EXERCISE>
Take the listing and print it in full, exactly as given.

Records from a dataset>
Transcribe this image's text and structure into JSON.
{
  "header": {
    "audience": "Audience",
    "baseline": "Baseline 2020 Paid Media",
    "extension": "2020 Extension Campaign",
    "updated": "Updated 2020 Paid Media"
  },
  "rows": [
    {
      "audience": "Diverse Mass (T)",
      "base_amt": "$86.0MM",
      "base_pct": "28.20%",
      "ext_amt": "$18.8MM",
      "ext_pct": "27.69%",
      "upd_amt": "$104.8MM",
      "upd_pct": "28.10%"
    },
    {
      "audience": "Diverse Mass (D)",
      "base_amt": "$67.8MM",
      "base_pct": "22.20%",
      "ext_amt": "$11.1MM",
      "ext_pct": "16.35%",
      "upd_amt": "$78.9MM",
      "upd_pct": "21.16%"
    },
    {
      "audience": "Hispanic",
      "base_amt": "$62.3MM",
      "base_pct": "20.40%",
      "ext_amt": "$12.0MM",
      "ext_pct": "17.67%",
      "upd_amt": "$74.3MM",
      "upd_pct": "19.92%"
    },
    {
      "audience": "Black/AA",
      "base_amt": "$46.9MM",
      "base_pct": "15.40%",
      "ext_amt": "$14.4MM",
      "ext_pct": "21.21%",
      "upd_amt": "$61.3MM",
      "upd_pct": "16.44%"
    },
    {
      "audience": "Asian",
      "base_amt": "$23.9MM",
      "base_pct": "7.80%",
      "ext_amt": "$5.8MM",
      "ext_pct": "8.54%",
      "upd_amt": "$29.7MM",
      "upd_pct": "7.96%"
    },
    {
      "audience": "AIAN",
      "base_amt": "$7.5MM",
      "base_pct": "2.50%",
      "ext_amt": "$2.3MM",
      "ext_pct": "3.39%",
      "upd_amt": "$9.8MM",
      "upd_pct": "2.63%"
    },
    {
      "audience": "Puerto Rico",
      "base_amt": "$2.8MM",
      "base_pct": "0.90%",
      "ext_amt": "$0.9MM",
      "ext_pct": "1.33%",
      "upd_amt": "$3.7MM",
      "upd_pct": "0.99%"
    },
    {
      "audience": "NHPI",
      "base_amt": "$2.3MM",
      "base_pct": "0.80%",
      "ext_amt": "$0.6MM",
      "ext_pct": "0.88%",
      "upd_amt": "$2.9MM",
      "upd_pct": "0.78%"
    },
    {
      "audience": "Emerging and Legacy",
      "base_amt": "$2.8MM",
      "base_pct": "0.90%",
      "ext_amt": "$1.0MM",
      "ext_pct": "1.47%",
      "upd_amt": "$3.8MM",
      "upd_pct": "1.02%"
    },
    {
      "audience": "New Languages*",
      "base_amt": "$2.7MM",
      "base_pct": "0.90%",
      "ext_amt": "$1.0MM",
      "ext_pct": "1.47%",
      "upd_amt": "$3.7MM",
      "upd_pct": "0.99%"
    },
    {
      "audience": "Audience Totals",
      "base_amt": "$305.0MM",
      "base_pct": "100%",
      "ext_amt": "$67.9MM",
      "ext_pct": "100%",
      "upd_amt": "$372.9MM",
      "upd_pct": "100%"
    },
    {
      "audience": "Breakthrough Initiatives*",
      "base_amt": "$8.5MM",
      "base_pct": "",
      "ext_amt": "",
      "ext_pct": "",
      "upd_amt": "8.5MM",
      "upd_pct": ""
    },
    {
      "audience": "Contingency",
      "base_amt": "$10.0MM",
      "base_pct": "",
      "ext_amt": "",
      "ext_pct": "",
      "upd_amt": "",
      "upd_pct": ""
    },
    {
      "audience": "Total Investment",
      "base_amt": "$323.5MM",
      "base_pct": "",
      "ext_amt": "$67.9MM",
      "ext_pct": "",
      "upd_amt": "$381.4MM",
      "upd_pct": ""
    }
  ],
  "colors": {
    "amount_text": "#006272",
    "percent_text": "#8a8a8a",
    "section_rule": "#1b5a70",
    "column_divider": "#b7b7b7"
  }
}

ANSWER TO THE TASK>
Transcribe this image's text and structure into JSON.
{
  "header": {
    "audience": "Audience",
    "baseline": "Baseline 2020 Paid Media",
    "extension": "2020 Extension Campaign",
    "updated": "Updated 2020 Paid Media"
  },
  "rows": [
    {
      "audience": "Diverse Mass (T)",
      "base_amt": "$86.0MM",
      "base_pct": "28.20%",
      "ext_amt": "$18.8MM",
      "ext_pct": "27.69%",
      "upd_amt": "$104.8MM",
      "upd_pct": "28.10%"
    },
    {
      "audience": "Diverse Mass (D)",
      "base_amt": "$67.8MM",
      "base_pct": "22.20%",
      "ext_amt": "$11.1MM",
      "ext_pct": "16.35%",
      "upd_amt": "$78.9MM",
      "upd_pct": "21.16%"
    },
    {
      "audience": "Hispanic",
      "base_amt": "$62.3MM",
      "base_pct": "20.40%",
      "ext_amt": "$12.0MM",
      "ext_pct": "17.67%",
      "upd_amt": "$74.3MM",
      "upd_pct": "19.92%"
    },
    {
      "audience": "Black/AA",
      "base_amt": "$46.9MM",
      "base_pct": "15.40%",
      "ext_amt": "$14.4MM",
      "ext_pct": "21.21%",
      "upd_amt": "$61.3MM",
      "upd_pct": "16.44%"
    },
    {
      "audience": "Asian",
      "base_amt": "$23.9MM",
      "base_pct": "7.80%",
      "ext_amt": "$5.8MM",
      "ext_pct": "8.54%",
      "upd_amt": "$29.7MM",
      "upd_pct": "7.96%"
    },
    {
      "audience": "AIAN",
      "base_amt": "$7.5MM",
      "base_pct": "2.50%",
      "ext_amt": "$2.3MM",
      "ext_pct": "3.39%",
      "upd_amt": "$9.8MM",
      "upd_pct": "2.63%"
    },
    {
      "audience": "Puerto Rico",
      "base_amt": "$2.8MM",
      "base_pct": "0.90%",
      "ext_amt": "$0.9MM",
      "ext_pct": "1.33%",
      "upd_amt": "$3.7MM",
      "upd_pct": "0.99%"
    },
    {
      "audience": "NHPI",
      "base_amt": "$2.3MM",
      "base_pct": "0.80%",
      "ext_amt": "$0.6MM",
      "ext_pct": "0.88%",
      "upd_amt": "$2.9MM",
      "upd_pct": "0.78%"
    },
    {
      "audience": "Emerging and Legacy",
      "base_amt": "$2.8MM",
      "base_pct": "0.90%",
      "ext_amt": "$1.0MM",
      "ext_pct": "1.47%",
      "upd_amt": "$3.8MM",
      "upd_pct": "1.02%"
    },
    {
      "audience": "New Languages*",
      "base_amt": "$2.7MM",
      "base_pct": "0.90%",
      "ext_amt": "$1.0MM",
      "ext_pct": "1.47%",
      "upd_amt": "$3.7MM",
      "upd_pct": "0.99%"
    },
    {
      "audience": "Audience Totals",
      "base_amt": "$305.0MM",
      "base_pct": "100%",
      "ext_amt": "$67.9MM",
      "ext_pct": "100%",
      "upd_amt": "$372.9MM",
      "upd_pct": "100%"
    },
    {
      "audience": "Breakthrough Initiatives*",
      "base_amt": "$8.5MM",
      "base_pct": "",
      "ext_amt": "",
      "ext_pct": "",
      "upd_amt": "8.5MM",
      "upd_pct": ""
    },
    {
      "audience": "Contingency",
      "base_amt": "$10.0MM",
      "base_pct": "",
      "ext_amt": "",
      "ext_pct": "",
      "upd_amt": "",
      "upd_pct": ""
    },
    {
      "audience": "Total Investment",
      "base_amt": "$323.5MM",
      "base_pct": "",
      "ext_amt": "$67.9MM",
      "ext_pct": "",
      "upd_amt": "$381.4MM",
      "upd_pct": ""
    }
  ],
  "colors": {
    "amount_text": "#006272",
    "percent_text": "#8a8a8a",
    "section_rule": "#1b5a70",
    "column_divider": "#b7b7b7"
  }
}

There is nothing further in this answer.